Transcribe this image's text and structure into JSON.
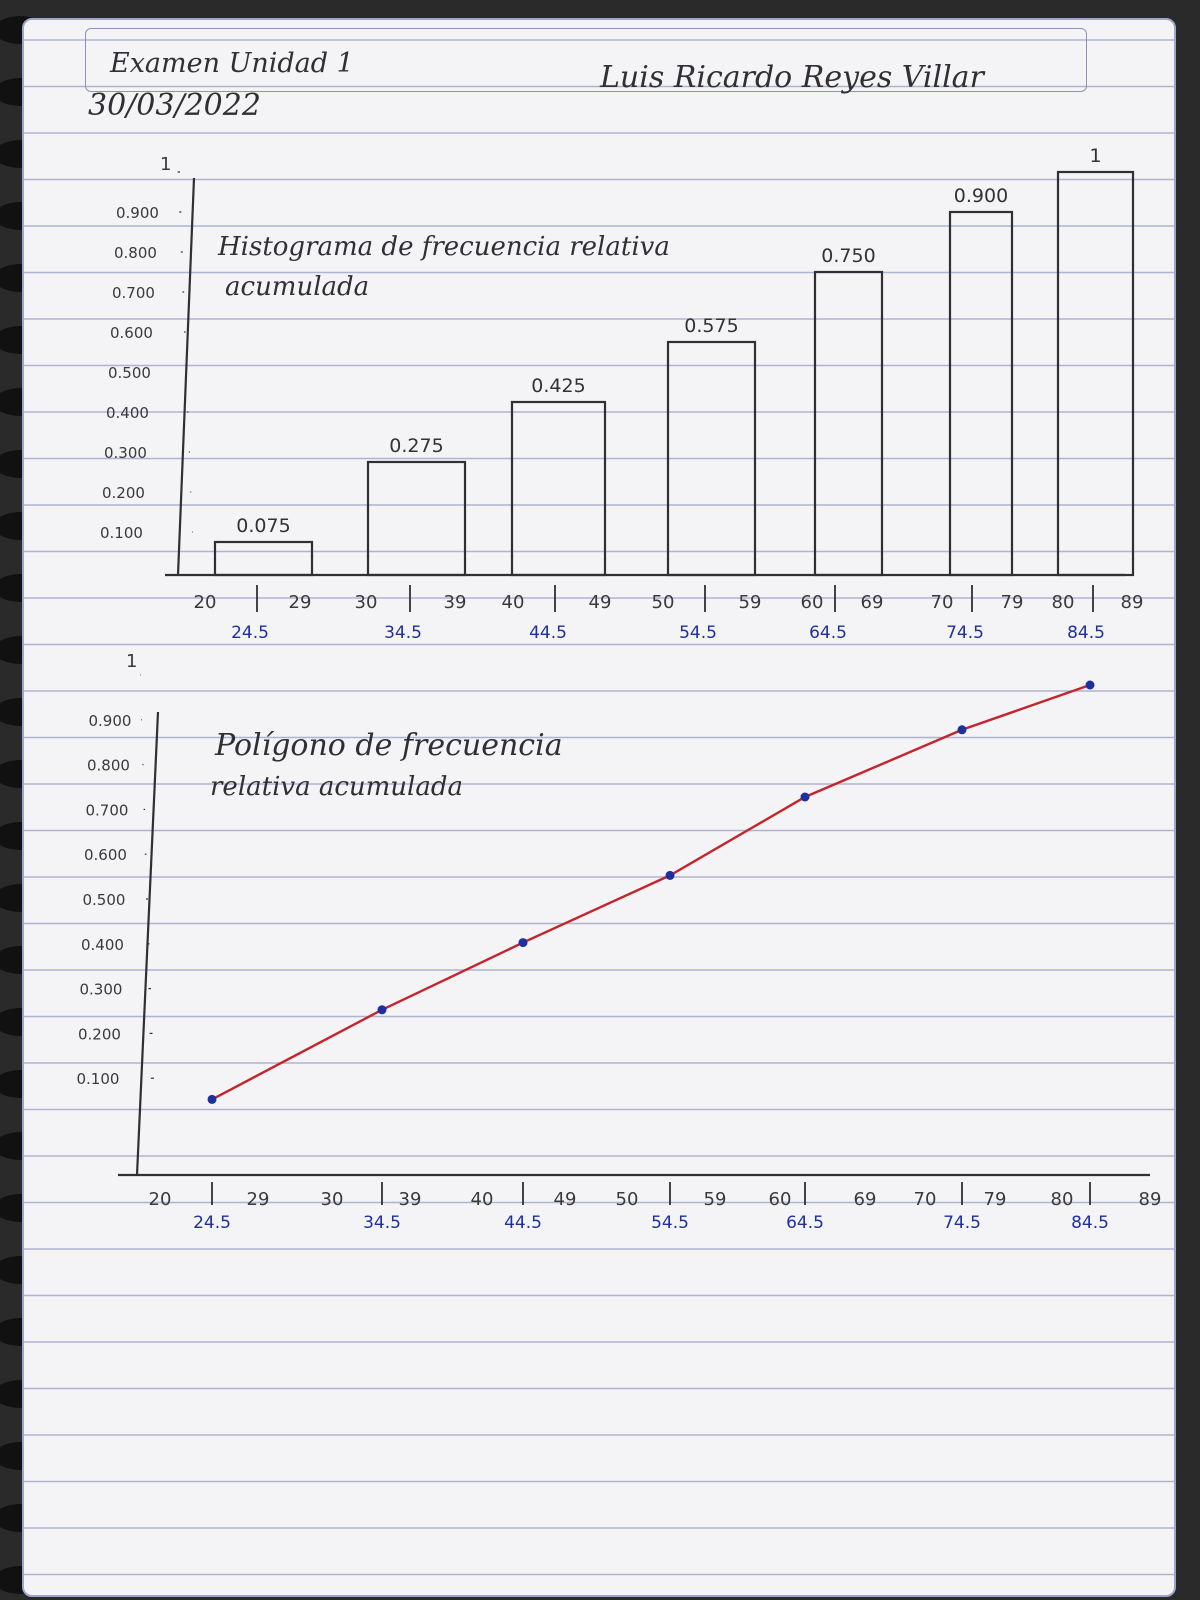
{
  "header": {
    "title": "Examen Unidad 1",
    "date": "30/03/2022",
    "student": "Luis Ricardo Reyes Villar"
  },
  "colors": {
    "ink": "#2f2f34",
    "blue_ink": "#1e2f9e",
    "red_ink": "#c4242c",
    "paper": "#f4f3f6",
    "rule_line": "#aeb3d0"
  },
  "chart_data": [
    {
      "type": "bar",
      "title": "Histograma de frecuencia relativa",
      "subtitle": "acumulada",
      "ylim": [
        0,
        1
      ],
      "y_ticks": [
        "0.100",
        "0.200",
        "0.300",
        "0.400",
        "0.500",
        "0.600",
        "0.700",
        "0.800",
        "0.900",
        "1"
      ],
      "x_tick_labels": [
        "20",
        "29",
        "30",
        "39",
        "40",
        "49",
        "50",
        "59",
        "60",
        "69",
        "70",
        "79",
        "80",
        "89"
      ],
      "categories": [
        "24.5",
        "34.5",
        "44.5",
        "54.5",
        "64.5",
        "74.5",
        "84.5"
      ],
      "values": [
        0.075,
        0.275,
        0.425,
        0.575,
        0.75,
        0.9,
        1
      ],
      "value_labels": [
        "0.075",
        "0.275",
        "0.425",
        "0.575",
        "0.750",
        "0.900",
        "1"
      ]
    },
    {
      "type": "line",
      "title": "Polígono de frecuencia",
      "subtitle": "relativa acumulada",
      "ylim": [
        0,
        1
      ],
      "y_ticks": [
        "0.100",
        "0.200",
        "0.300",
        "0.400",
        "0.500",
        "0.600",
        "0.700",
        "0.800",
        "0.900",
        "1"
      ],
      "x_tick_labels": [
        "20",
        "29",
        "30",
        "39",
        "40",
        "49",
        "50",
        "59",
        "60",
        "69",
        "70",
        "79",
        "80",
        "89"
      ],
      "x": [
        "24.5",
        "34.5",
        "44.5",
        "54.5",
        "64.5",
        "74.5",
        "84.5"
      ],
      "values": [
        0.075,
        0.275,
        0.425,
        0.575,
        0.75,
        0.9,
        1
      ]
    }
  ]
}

====

> To do:
Can you restate all the records above word for word while dropping the pictures?

> Response:
Transcribe this image's text and structure into JSON.
{
  "header": {
    "title": "Examen Unidad 1",
    "date": "30/03/2022",
    "student": "Luis Ricardo Reyes Villar"
  },
  "colors": {
    "ink": "#2f2f34",
    "blue_ink": "#1e2f9e",
    "red_ink": "#c4242c",
    "paper": "#f4f3f6",
    "rule_line": "#aeb3d0"
  },
  "chart_data": [
    {
      "type": "bar",
      "title": "Histograma de frecuencia relativa",
      "subtitle": "acumulada",
      "ylim": [
        0,
        1
      ],
      "y_ticks": [
        "0.100",
        "0.200",
        "0.300",
        "0.400",
        "0.500",
        "0.600",
        "0.700",
        "0.800",
        "0.900",
        "1"
      ],
      "x_tick_labels": [
        "20",
        "29",
        "30",
        "39",
        "40",
        "49",
        "50",
        "59",
        "60",
        "69",
        "70",
        "79",
        "80",
        "89"
      ],
      "categories": [
        "24.5",
        "34.5",
        "44.5",
        "54.5",
        "64.5",
        "74.5",
        "84.5"
      ],
      "values": [
        0.075,
        0.275,
        0.425,
        0.575,
        0.75,
        0.9,
        1
      ],
      "value_labels": [
        "0.075",
        "0.275",
        "0.425",
        "0.575",
        "0.750",
        "0.900",
        "1"
      ]
    },
    {
      "type": "line",
      "title": "Polígono de frecuencia",
      "subtitle": "relativa acumulada",
      "ylim": [
        0,
        1
      ],
      "y_ticks": [
        "0.100",
        "0.200",
        "0.300",
        "0.400",
        "0.500",
        "0.600",
        "0.700",
        "0.800",
        "0.900",
        "1"
      ],
      "x_tick_labels": [
        "20",
        "29",
        "30",
        "39",
        "40",
        "49",
        "50",
        "59",
        "60",
        "69",
        "70",
        "79",
        "80",
        "89"
      ],
      "x": [
        "24.5",
        "34.5",
        "44.5",
        "54.5",
        "64.5",
        "74.5",
        "84.5"
      ],
      "values": [
        0.075,
        0.275,
        0.425,
        0.575,
        0.75,
        0.9,
        1
      ]
    }
  ]
}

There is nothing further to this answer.